-- START RECORDS FOR THIS EXERCISE --

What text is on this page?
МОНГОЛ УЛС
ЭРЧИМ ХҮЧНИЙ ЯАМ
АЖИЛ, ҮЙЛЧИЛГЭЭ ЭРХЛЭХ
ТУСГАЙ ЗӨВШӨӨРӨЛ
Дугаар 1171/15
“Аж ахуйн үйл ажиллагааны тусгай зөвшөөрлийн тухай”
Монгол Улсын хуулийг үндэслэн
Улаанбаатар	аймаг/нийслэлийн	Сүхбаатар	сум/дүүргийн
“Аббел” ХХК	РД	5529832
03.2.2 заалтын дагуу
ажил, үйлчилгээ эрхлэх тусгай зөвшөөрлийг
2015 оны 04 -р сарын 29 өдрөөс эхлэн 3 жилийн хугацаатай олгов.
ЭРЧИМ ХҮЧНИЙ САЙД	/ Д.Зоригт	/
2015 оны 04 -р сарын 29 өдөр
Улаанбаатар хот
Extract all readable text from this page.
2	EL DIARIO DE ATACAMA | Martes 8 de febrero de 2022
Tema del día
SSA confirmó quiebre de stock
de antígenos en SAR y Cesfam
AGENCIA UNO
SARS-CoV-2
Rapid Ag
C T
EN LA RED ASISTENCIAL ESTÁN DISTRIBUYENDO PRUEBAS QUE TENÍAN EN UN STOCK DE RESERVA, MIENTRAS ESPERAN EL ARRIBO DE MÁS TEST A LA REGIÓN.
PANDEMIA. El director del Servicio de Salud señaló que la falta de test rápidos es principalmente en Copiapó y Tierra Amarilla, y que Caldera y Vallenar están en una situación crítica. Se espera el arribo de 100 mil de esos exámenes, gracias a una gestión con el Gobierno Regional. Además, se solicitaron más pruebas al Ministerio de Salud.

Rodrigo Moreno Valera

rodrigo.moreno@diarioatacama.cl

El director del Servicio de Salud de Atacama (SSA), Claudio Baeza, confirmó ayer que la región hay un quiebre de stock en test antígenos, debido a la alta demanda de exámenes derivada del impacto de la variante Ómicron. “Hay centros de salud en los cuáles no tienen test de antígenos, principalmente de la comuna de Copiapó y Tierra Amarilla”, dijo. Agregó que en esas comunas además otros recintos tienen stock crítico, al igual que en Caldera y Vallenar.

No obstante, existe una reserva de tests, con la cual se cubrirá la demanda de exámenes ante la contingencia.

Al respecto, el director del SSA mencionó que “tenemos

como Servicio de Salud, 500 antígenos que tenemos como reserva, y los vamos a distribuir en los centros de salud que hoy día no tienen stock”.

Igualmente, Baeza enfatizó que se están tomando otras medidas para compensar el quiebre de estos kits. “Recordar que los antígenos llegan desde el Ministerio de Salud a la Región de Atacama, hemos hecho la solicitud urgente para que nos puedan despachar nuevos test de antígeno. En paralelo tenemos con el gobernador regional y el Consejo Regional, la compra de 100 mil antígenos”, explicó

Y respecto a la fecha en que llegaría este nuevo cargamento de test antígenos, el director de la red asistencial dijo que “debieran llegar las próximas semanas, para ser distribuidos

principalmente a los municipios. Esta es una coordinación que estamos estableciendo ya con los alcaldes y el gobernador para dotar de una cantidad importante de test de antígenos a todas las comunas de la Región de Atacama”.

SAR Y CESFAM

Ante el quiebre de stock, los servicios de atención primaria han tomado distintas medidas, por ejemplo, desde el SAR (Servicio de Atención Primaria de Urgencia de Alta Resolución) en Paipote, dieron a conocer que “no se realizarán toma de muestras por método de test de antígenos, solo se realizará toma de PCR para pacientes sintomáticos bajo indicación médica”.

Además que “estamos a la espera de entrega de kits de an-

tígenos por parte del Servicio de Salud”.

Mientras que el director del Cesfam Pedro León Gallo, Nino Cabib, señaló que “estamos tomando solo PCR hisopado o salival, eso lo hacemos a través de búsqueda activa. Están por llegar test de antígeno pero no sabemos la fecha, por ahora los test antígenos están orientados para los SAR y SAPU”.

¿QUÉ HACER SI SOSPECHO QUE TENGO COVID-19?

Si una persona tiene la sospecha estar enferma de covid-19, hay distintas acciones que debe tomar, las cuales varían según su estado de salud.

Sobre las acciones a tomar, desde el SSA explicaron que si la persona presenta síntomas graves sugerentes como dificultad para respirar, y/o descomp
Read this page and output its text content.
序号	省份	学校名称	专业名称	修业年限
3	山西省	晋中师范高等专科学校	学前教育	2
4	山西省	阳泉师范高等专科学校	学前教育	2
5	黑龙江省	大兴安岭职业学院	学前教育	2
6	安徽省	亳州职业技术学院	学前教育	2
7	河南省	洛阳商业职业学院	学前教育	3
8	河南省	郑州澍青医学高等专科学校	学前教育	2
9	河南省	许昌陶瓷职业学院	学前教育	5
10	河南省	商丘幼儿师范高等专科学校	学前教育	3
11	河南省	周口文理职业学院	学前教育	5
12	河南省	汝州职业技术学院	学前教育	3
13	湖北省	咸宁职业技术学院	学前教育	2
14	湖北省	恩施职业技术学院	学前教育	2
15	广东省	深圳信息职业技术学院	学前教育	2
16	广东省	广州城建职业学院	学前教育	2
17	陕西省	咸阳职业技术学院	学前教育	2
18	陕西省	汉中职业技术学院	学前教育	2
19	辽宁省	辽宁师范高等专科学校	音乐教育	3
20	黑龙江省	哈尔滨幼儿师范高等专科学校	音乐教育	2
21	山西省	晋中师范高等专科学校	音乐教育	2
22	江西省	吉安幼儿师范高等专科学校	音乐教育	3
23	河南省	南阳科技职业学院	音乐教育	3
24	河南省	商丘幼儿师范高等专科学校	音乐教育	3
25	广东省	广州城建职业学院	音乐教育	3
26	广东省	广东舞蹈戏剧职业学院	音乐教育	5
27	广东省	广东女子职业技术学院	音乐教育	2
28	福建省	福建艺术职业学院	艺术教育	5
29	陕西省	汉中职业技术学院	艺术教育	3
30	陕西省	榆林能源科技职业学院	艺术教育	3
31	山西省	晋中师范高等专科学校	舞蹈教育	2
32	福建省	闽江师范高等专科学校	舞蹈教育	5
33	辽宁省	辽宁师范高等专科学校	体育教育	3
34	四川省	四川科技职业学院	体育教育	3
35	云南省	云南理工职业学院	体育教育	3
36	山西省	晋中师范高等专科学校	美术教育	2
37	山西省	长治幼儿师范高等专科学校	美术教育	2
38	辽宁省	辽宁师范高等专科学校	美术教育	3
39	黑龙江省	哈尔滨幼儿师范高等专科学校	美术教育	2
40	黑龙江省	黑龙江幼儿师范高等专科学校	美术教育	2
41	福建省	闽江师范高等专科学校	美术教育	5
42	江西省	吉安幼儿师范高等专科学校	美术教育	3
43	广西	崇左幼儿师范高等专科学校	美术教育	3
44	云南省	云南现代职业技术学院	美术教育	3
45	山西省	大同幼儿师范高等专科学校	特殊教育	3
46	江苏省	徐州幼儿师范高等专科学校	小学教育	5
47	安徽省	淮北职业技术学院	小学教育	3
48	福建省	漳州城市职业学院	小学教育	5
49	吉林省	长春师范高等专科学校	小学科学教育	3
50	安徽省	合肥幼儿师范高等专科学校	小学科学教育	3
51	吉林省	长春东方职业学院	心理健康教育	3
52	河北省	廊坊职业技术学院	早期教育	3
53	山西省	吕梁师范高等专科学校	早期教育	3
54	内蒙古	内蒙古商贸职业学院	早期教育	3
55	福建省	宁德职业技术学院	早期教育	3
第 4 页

-- END RECORDS FOR THIS EXERCISE --

Select every line where the word "Regional" occurs.

**TASK OUTPUT**
PANDEMIA. El director del Servicio de Salud señaló que la falta de test rápidos es principalmente en Copiapó y Tierra Amarilla, y que Caldera y Vallenar están en una situación crítica. Se espera el arribo de 100 mil de esos exámenes, gracias a una gestión con el Gobierno Regional. Además, se solicitaron más pruebas al Ministerio de Salud.
Igualmente, Baeza enfatizó que se están tomando otras medidas para compensar el quiebre de estos kits. “Recordar que los antígenos llegan desde el Ministerio de Salud a la Región de Atacama, hemos hecho la solicitud urgente para que nos puedan despachar nuevos test de antígeno. En paralelo tenemos con el gobernador regional y el Consejo Regional, la compra de 100 mil antígenos”, explicó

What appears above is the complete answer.